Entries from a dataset
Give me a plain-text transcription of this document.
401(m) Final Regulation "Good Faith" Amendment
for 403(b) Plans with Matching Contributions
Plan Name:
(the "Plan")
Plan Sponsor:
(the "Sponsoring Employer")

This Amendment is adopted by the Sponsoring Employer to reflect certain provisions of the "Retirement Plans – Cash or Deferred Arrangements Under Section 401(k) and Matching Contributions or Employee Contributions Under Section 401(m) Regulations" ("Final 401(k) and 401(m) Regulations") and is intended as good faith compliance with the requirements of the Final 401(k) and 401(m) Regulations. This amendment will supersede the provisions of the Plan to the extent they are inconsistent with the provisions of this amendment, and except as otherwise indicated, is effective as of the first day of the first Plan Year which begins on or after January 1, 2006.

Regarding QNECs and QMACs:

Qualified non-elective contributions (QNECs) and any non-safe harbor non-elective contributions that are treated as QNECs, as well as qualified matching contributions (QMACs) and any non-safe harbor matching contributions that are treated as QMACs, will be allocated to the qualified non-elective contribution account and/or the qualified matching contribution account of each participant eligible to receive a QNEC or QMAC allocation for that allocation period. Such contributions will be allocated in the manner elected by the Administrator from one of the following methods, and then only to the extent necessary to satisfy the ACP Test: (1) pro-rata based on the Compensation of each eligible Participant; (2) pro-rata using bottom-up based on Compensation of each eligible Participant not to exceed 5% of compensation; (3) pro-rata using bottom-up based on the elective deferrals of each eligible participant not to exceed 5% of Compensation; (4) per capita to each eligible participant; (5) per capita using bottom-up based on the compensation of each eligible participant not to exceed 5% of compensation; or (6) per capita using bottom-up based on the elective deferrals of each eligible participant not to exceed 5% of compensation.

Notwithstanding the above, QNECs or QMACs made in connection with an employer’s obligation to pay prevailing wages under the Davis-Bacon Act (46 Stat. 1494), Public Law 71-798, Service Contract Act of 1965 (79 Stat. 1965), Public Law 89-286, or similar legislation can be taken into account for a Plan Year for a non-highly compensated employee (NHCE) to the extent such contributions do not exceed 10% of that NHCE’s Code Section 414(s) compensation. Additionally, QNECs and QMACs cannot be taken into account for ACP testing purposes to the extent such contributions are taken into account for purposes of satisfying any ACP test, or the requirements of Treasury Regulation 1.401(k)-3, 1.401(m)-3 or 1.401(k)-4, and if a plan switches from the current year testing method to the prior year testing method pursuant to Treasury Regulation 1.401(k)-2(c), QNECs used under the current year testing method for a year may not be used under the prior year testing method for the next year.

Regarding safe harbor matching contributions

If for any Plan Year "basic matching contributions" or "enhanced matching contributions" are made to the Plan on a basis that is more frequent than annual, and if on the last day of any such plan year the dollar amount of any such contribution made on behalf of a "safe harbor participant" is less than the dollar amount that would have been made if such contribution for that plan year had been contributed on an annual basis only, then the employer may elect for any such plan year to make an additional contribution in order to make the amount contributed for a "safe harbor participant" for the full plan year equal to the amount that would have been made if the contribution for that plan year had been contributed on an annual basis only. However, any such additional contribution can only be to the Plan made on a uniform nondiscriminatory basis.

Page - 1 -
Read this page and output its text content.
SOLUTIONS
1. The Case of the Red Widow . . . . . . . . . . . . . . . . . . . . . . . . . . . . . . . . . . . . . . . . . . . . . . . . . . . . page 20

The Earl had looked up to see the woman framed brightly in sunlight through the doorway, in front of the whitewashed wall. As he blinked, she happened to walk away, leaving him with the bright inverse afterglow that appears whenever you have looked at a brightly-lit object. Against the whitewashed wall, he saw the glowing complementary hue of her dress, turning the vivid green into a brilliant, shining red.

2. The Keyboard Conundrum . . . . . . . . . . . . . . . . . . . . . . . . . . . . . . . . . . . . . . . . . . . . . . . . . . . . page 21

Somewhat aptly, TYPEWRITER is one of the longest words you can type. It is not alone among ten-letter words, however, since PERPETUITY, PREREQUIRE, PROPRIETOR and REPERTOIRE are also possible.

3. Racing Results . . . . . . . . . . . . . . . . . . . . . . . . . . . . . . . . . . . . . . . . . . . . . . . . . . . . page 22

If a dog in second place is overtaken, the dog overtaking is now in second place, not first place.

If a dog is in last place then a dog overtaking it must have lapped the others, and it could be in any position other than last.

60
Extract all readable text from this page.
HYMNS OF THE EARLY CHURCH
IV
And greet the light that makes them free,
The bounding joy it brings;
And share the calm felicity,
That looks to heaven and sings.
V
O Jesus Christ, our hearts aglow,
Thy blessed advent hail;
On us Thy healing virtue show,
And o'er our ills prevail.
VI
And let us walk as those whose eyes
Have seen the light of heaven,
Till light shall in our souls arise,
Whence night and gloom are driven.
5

▶ _Written instruction_
Give back exactly the lines running from the line containing "Extract all readable text from this page." through the end of the material above, both included, and nothing beyond them.

▶ _Answer_
Extract all readable text from this page.
HYMNS OF THE EARLY CHURCH
IV
And greet the light that makes them free,
The bounding joy it brings;
And share the calm felicity,
That looks to heaven and sings.
V
O Jesus Christ, our hearts aglow,
Thy blessed advent hail;
On us Thy healing virtue show,
And o'er our ills prevail.
VI
And let us walk as those whose eyes
Have seen the light of heaven,
Till light shall in our souls arise,
Whence night and gloom are driven.
5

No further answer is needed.